Exercise brief: Comb through the entries for "individual" and pull out each line that holds it.

Supplied information:
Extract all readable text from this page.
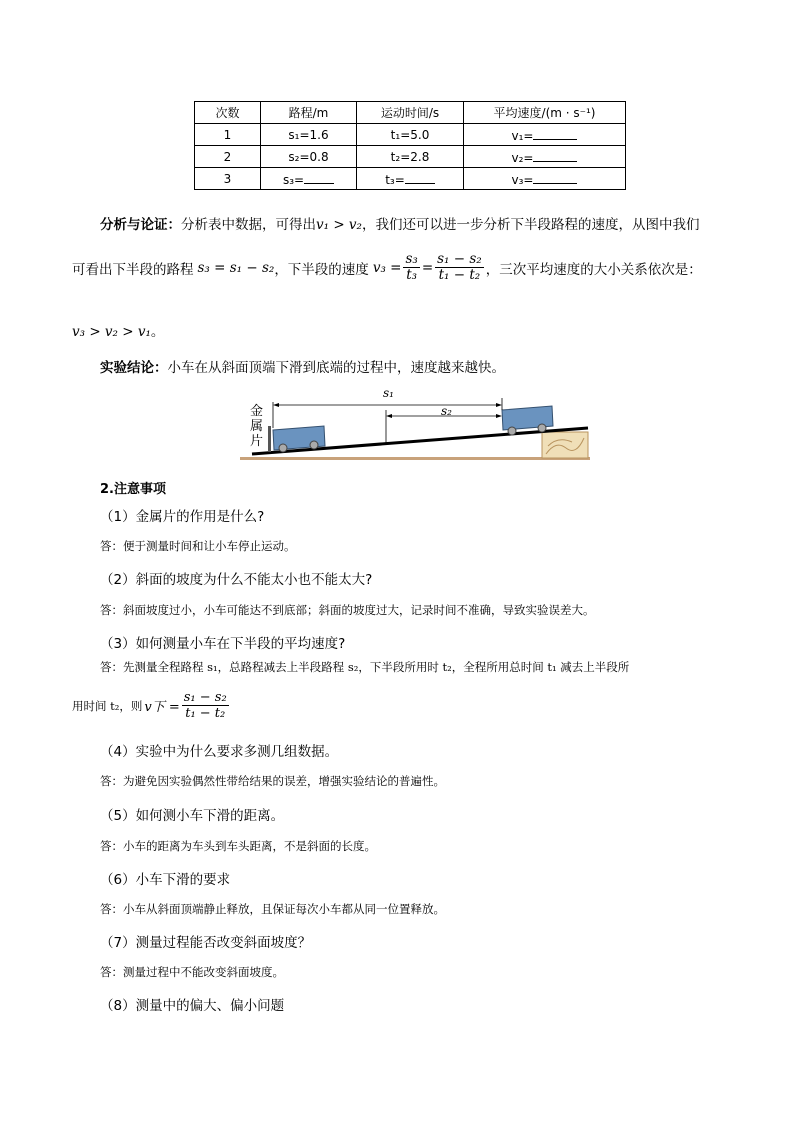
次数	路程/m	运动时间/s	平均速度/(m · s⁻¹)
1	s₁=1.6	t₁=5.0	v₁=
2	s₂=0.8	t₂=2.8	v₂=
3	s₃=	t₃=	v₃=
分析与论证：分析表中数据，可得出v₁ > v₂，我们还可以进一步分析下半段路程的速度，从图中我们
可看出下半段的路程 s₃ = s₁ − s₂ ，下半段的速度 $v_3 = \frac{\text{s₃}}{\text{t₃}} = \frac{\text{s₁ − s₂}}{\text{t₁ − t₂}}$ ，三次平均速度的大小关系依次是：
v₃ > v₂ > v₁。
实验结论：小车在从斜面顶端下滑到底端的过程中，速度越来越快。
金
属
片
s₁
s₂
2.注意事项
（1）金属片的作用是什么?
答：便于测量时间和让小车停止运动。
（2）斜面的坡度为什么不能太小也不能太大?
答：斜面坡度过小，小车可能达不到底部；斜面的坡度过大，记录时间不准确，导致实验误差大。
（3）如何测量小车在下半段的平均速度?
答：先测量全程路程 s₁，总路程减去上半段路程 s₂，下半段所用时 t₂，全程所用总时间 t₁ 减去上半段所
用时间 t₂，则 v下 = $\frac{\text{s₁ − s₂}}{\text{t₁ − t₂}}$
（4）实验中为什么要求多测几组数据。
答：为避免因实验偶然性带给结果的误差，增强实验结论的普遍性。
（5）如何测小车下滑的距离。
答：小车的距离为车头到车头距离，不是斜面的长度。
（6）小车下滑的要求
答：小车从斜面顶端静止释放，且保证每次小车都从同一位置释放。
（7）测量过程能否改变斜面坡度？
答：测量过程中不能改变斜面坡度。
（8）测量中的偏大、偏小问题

* * *

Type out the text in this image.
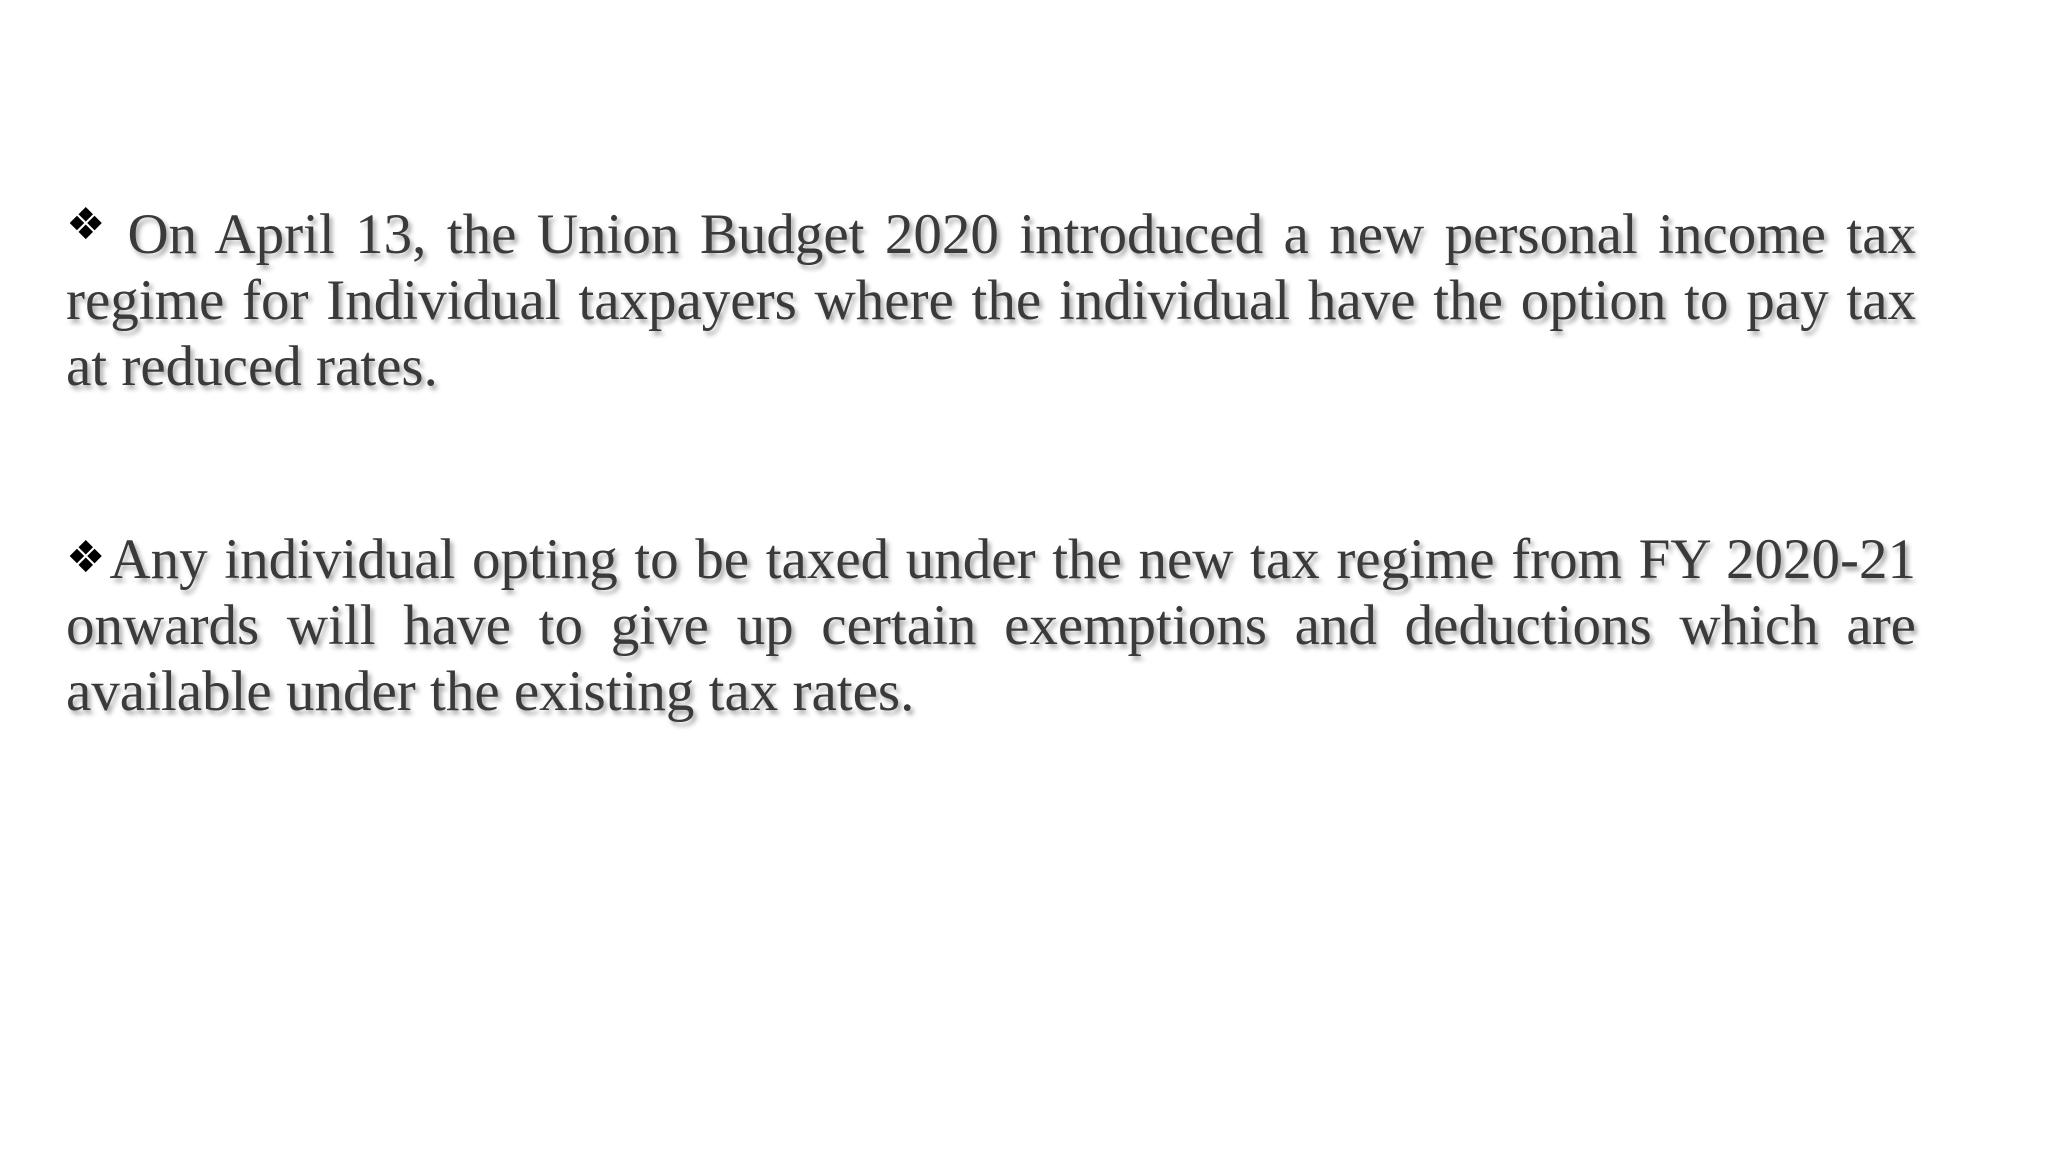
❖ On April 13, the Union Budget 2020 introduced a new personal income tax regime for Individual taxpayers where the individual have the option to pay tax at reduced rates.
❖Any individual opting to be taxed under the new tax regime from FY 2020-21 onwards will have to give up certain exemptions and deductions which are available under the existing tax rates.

Output:
❖ On April 13, the Union Budget 2020 introduced a new personal income tax regime for Individual taxpayers where the individual have the option to pay tax at reduced rates.
❖Any individual opting to be taxed under the new tax regime from FY 2020-21 onwards will have to give up certain exemptions and deductions which are available under the existing tax rates.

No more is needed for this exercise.